• BRIEF:
Copy all lines that contain the word "even".

* start *

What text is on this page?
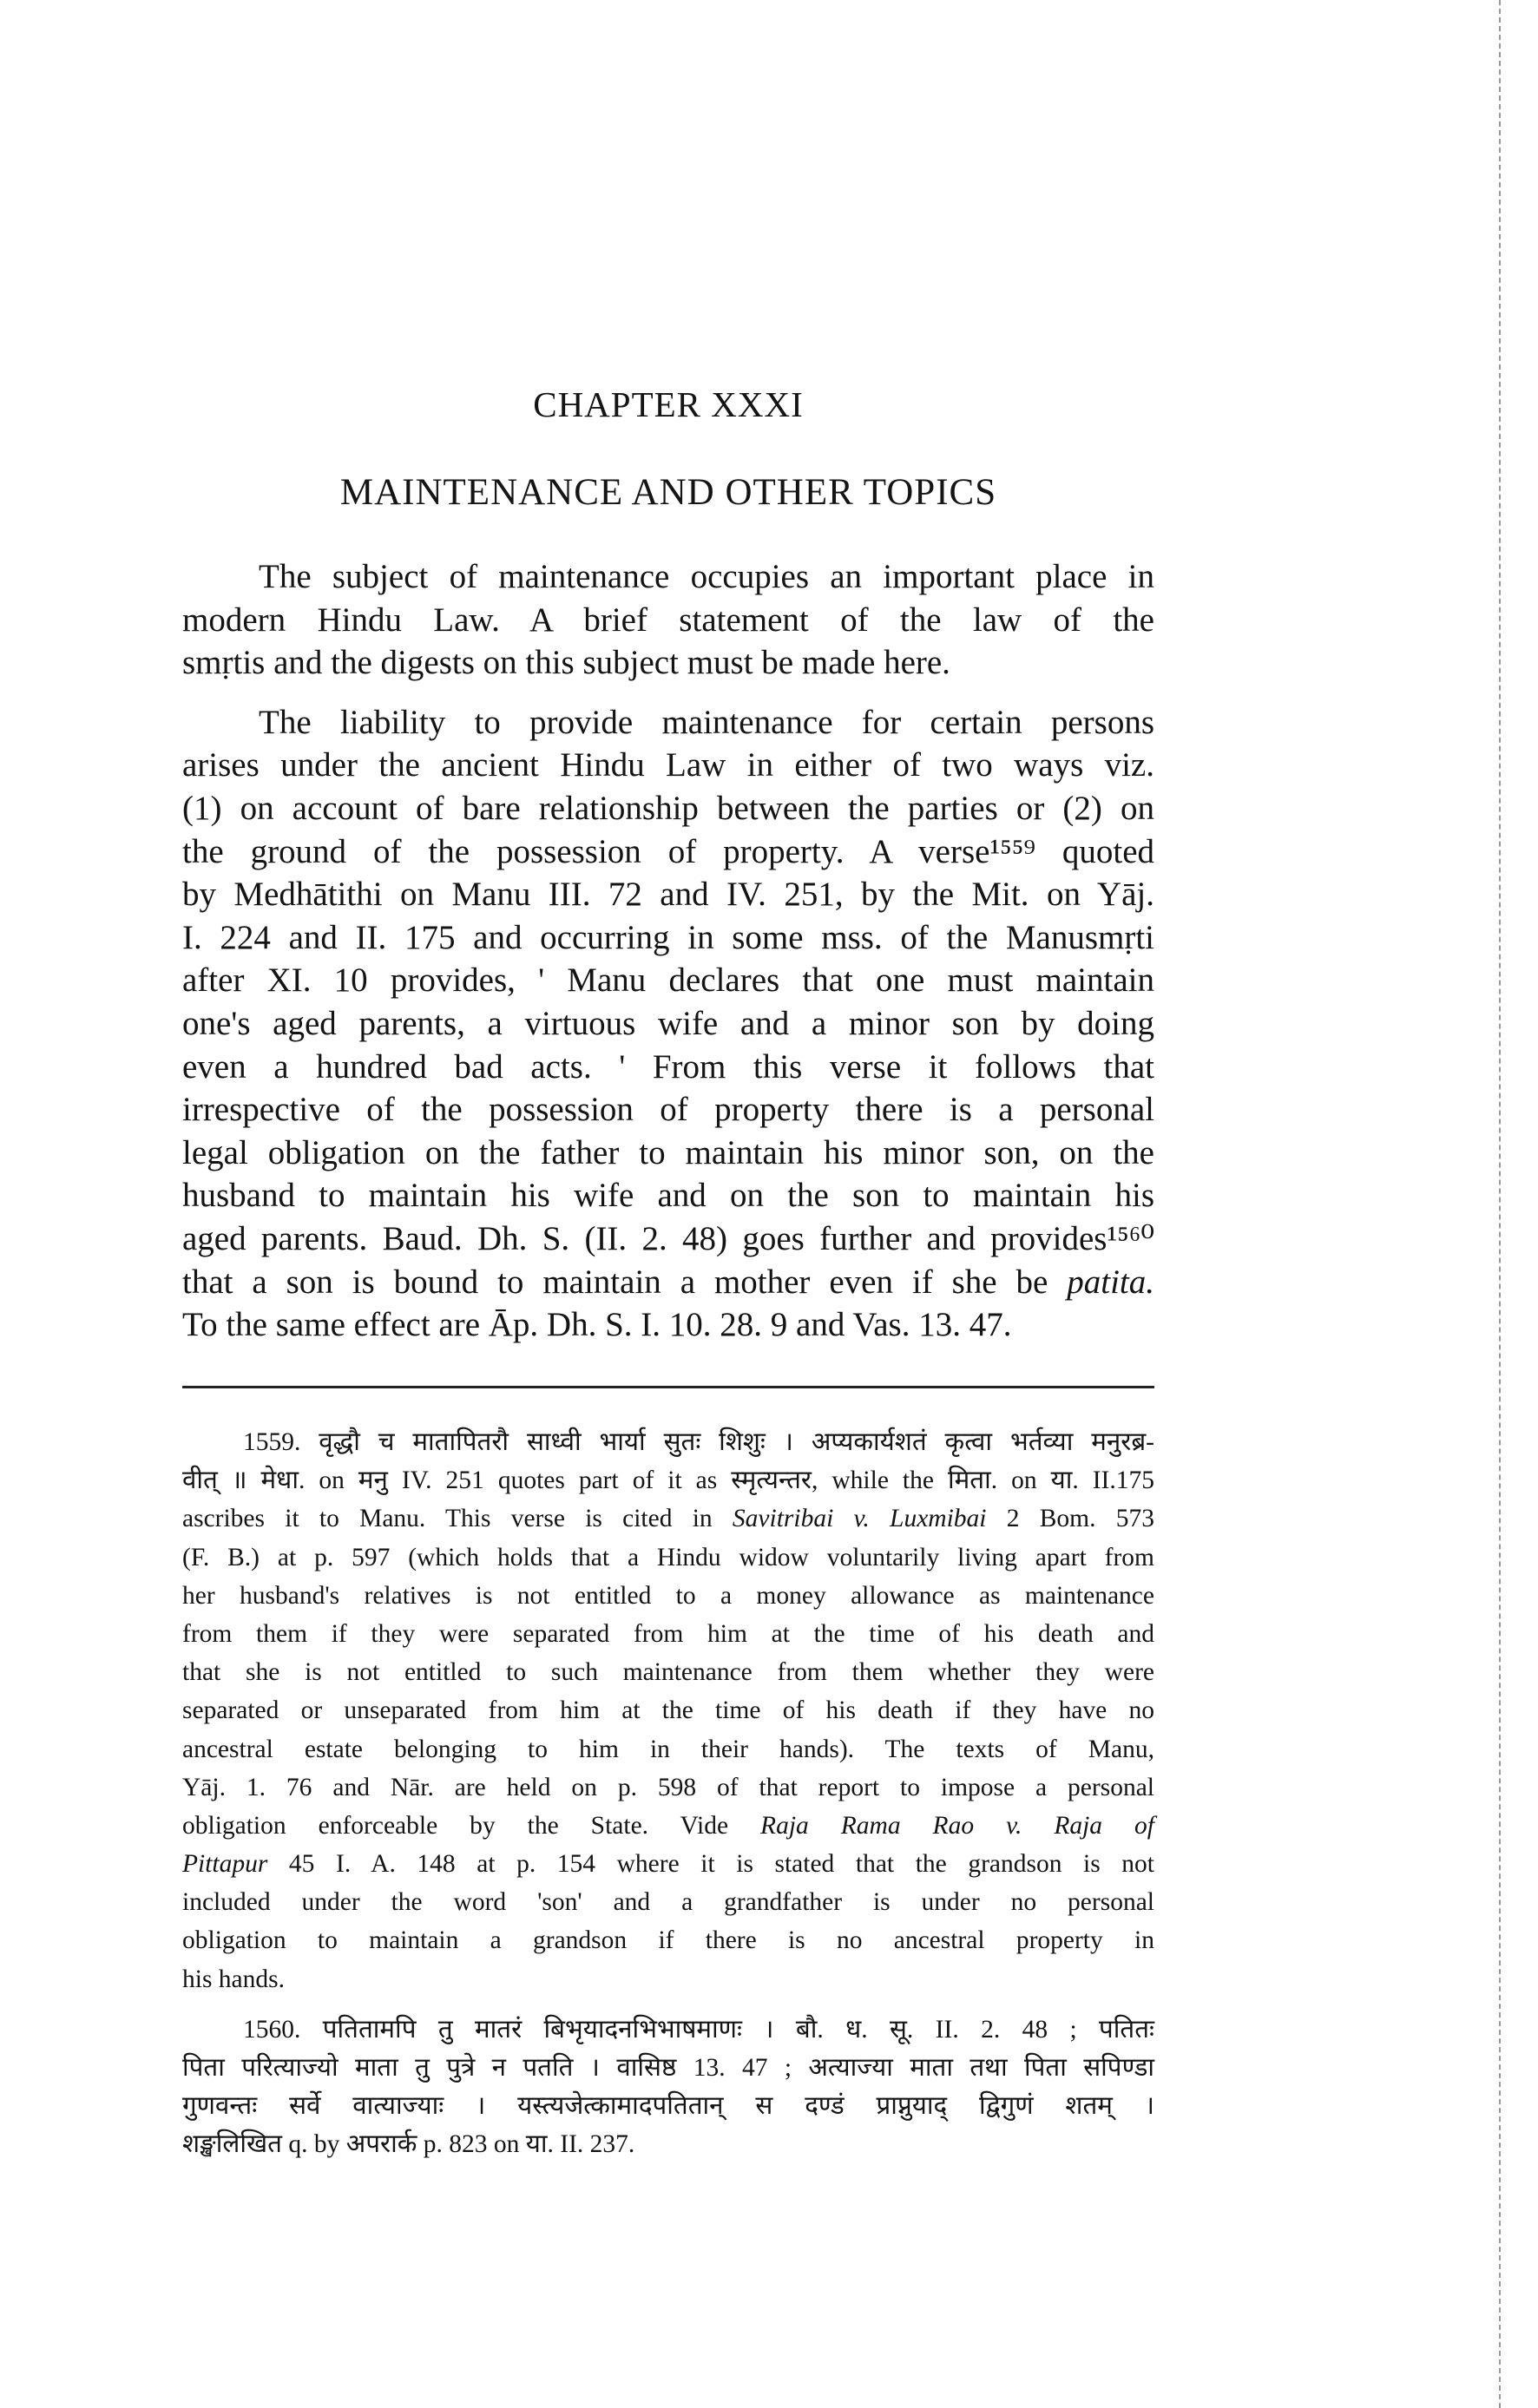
CHAPTER XXXI
MAINTENANCE AND OTHER TOPICS
The subject of maintenance occupies an important place in
modern Hindu Law. A brief statement of the law of the
smṛtis and the digests on this subject must be made here.
The liability to provide maintenance for certain persons
arises under the ancient Hindu Law in either of two ways viz.
(1) on account of bare relationship between the parties or (2) on
the ground of the possession of property. A verse¹⁵⁵⁹ quoted
by Medhātithi on Manu III. 72 and IV. 251, by the Mit. on Yāj.
I. 224 and II. 175 and occurring in some mss. of the Manusmṛti
after XI. 10 provides, ' Manu declares that one must maintain
one's aged parents, a virtuous wife and a minor son by doing
even a hundred bad acts. ' From this verse it follows that
irrespective of the possession of property there is a personal
legal obligation on the father to maintain his minor son, on the
husband to maintain his wife and on the son to maintain his
aged parents. Baud. Dh. S. (II. 2. 48) goes further and provides¹⁵⁶⁰
that a son is bound to maintain a mother even if she be patita.
To the same effect are Āp. Dh. S. I. 10. 28. 9 and Vas. 13. 47.
1559. वृद्धौ च मातापितरौ साध्वी भार्या सुतः शिशुः । अप्यकार्यशतं कृत्वा भर्तव्या मनुरब्र-
वीत् ॥ मेधा. on मनु IV. 251 quotes part of it as स्मृत्यन्तर, while the मिता. on या. II.175
ascribes it to Manu. This verse is cited in Savitribai v. Luxmibai 2 Bom. 573
(F. B.) at p. 597 (which holds that a Hindu widow voluntarily living apart from
her husband's relatives is not entitled to a money allowance as maintenance
from them if they were separated from him at the time of his death and
that she is not entitled to such maintenance from them whether they were
separated or unseparated from him at the time of his death if they have no
ancestral estate belonging to him in their hands). The texts of Manu,
Yāj. 1. 76 and Nār. are held on p. 598 of that report to impose a personal
obligation enforceable by the State. Vide Raja Rama Rao v. Raja of
Pittapur 45 I. A. 148 at p. 154 where it is stated that the grandson is not
included under the word 'son' and a grandfather is under no personal
obligation to maintain a grandson if there is no ancestral property in
his hands.
1560. पतितामपि तु मातरं बिभृयादनभिभाषमाणः । बौ. ध. सू. II. 2. 48 ; पतितः
पिता परित्याज्यो माता तु पुत्रे न पतति । वासिष्ठ 13. 47 ; अत्याज्या माता तथा पिता सपिण्डा
गुणवन्तः सर्वे वात्याज्याः । यस्त्यजेत्कामादपतितान् स दण्डं प्राप्नुयाद् द्विगुणं शतम् ।
शङ्खलिखित q. by अपरार्क p. 823 on या. II. 237.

* end *

• OUTPUT FOR THIS TASK:
even a hundred bad acts. ' From this verse it follows that
that a son is bound to maintain a mother even if she be patita.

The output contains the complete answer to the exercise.